EXTRACTED DATA =>
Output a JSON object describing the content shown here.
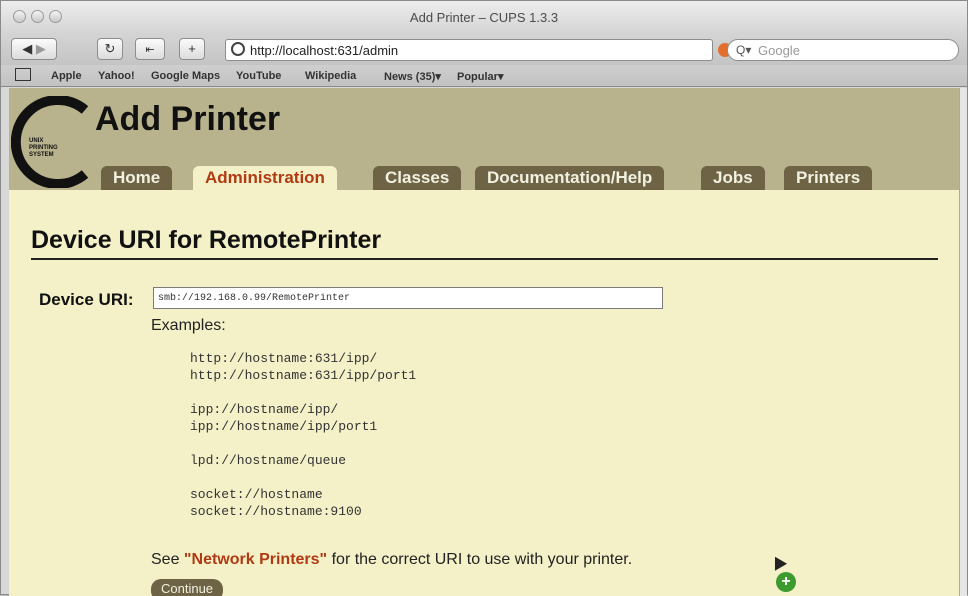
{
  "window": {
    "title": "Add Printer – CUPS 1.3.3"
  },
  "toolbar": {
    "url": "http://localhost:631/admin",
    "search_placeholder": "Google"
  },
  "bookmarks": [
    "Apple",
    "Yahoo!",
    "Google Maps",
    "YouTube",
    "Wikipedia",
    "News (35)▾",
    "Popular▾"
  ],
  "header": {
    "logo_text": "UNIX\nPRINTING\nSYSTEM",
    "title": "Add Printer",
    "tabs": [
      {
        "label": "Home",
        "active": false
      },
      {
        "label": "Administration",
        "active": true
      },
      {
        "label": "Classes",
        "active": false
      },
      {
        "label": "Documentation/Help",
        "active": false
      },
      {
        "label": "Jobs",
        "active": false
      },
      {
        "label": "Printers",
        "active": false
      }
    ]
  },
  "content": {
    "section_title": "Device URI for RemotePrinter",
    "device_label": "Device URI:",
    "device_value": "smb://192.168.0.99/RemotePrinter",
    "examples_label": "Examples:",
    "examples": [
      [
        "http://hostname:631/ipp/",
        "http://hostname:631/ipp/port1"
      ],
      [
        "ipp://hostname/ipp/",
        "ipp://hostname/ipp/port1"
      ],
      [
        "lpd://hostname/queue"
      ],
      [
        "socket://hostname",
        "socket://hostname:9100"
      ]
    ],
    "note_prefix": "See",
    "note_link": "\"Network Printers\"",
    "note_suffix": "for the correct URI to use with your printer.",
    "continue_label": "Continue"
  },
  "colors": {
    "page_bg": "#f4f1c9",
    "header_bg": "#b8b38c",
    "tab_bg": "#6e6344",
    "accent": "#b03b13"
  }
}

PROBLEM DETAILS => Set the data above down again exactly as given, with no pictures.

PROBLEM SOLUTION =>
Output a JSON object describing the content shown here.
{
  "window": {
    "title": "Add Printer – CUPS 1.3.3"
  },
  "toolbar": {
    "url": "http://localhost:631/admin",
    "search_placeholder": "Google"
  },
  "bookmarks": [
    "Apple",
    "Yahoo!",
    "Google Maps",
    "YouTube",
    "Wikipedia",
    "News (35)▾",
    "Popular▾"
  ],
  "header": {
    "logo_text": "UNIX\nPRINTING\nSYSTEM",
    "title": "Add Printer",
    "tabs": [
      {
        "label": "Home",
        "active": false
      },
      {
        "label": "Administration",
        "active": true
      },
      {
        "label": "Classes",
        "active": false
      },
      {
        "label": "Documentation/Help",
        "active": false
      },
      {
        "label": "Jobs",
        "active": false
      },
      {
        "label": "Printers",
        "active": false
      }
    ]
  },
  "content": {
    "section_title": "Device URI for RemotePrinter",
    "device_label": "Device URI:",
    "device_value": "smb://192.168.0.99/RemotePrinter",
    "examples_label": "Examples:",
    "examples": [
      [
        "http://hostname:631/ipp/",
        "http://hostname:631/ipp/port1"
      ],
      [
        "ipp://hostname/ipp/",
        "ipp://hostname/ipp/port1"
      ],
      [
        "lpd://hostname/queue"
      ],
      [
        "socket://hostname",
        "socket://hostname:9100"
      ]
    ],
    "note_prefix": "See",
    "note_link": "\"Network Printers\"",
    "note_suffix": "for the correct URI to use with your printer.",
    "continue_label": "Continue"
  },
  "colors": {
    "page_bg": "#f4f1c9",
    "header_bg": "#b8b38c",
    "tab_bg": "#6e6344",
    "accent": "#b03b13"
  }
}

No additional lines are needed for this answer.